• [Records for this exercise]:
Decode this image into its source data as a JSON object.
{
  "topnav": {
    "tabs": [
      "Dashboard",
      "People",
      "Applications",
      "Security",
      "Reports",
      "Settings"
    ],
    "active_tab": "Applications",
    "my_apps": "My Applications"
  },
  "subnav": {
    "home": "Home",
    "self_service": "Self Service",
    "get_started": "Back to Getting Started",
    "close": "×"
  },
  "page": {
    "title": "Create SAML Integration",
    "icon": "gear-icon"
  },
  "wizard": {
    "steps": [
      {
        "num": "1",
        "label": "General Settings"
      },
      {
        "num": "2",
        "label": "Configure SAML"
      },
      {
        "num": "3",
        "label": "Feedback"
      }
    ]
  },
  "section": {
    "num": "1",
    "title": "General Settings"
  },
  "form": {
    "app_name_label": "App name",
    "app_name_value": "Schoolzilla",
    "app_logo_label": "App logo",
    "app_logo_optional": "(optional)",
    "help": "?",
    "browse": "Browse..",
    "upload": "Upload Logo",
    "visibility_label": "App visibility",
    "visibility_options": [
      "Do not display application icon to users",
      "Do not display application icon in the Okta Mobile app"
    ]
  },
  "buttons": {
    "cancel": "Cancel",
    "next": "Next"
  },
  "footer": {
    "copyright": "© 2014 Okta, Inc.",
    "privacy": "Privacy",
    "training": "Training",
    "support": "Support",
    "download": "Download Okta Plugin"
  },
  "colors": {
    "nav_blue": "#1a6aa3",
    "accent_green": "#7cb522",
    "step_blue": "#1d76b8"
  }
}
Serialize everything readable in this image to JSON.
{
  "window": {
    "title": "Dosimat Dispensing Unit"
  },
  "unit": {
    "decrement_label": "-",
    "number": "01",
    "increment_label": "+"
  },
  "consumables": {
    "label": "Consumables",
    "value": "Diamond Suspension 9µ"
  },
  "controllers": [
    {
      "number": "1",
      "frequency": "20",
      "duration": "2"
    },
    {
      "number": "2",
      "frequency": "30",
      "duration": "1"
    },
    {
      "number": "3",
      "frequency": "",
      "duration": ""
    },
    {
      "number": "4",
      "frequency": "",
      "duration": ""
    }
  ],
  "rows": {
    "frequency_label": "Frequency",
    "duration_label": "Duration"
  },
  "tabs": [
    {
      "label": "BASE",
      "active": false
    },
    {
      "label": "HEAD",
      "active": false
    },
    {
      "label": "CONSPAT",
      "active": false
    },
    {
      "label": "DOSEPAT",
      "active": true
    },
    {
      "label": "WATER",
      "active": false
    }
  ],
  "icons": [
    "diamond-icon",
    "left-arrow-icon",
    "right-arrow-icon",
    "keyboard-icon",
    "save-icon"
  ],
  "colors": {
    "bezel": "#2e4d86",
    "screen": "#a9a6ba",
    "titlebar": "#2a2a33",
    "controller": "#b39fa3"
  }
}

• [Given instruction]: In the records above, return only the line that contains "Serialize everything readable" and every line after it through the last, exactly as they appear.

• [Task response]:
Serialize everything readable in this image to JSON.
{
  "window": {
    "title": "Dosimat Dispensing Unit"
  },
  "unit": {
    "decrement_label": "-",
    "number": "01",
    "increment_label": "+"
  },
  "consumables": {
    "label": "Consumables",
    "value": "Diamond Suspension 9µ"
  },
  "controllers": [
    {
      "number": "1",
      "frequency": "20",
      "duration": "2"
    },
    {
      "number": "2",
      "frequency": "30",
      "duration": "1"
    },
    {
      "number": "3",
      "frequency": "",
      "duration": ""
    },
    {
      "number": "4",
      "frequency": "",
      "duration": ""
    }
  ],
  "rows": {
    "frequency_label": "Frequency",
    "duration_label": "Duration"
  },
  "tabs": [
    {
      "label": "BASE",
      "active": false
    },
    {
      "label": "HEAD",
      "active": false
    },
    {
      "label": "CONSPAT",
      "active": false
    },
    {
      "label": "DOSEPAT",
      "active": true
    },
    {
      "label": "WATER",
      "active": false
    }
  ],
  "icons": [
    "diamond-icon",
    "left-arrow-icon",
    "right-arrow-icon",
    "keyboard-icon",
    "save-icon"
  ],
  "colors": {
    "bezel": "#2e4d86",
    "screen": "#a9a6ba",
    "titlebar": "#2a2a33",
    "controller": "#b39fa3"
  }
}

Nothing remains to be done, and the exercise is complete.